### EXERCISE PROMPT
Read the records and gather each line that includes "text".

******************************

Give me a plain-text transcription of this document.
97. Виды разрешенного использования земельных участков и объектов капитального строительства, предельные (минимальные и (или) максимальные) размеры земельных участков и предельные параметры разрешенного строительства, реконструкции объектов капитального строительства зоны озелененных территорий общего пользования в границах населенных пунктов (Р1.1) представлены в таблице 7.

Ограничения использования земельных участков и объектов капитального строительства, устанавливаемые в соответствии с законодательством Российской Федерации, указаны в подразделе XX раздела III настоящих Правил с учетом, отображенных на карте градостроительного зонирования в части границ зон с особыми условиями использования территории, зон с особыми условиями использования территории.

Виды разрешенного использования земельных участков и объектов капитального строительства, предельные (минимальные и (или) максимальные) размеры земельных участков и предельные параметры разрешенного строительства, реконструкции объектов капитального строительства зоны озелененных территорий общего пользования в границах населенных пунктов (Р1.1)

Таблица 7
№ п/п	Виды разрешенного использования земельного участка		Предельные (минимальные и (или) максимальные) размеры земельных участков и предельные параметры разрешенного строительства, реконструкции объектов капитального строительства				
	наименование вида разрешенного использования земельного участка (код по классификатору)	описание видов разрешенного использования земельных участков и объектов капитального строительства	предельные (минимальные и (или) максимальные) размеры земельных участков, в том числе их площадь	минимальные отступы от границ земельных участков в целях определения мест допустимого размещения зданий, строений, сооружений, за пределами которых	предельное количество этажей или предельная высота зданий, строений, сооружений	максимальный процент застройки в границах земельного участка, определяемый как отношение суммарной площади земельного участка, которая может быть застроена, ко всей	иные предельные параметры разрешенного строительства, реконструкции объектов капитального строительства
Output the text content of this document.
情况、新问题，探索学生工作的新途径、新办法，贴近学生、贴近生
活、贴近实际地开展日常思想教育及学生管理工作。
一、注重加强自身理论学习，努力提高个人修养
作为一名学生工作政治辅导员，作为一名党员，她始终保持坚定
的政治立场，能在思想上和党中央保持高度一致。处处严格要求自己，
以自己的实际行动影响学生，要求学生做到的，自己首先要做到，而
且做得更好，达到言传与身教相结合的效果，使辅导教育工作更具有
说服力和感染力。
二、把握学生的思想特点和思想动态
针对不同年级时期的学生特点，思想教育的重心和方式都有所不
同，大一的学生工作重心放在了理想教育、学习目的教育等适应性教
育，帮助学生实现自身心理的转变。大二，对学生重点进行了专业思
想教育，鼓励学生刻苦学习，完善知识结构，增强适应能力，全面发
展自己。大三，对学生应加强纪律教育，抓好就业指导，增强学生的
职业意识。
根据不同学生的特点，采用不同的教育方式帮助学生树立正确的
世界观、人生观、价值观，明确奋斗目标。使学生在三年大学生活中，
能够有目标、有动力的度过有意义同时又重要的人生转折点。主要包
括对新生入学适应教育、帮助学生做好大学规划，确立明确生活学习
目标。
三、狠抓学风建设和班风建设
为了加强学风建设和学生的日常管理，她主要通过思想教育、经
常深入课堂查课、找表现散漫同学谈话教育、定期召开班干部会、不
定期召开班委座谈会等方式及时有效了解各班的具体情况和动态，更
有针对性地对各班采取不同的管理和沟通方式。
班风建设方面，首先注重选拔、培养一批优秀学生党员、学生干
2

******************************

### SOLVED EXERCISE
Give me a plain-text transcription of this document.
Output the text content of this document.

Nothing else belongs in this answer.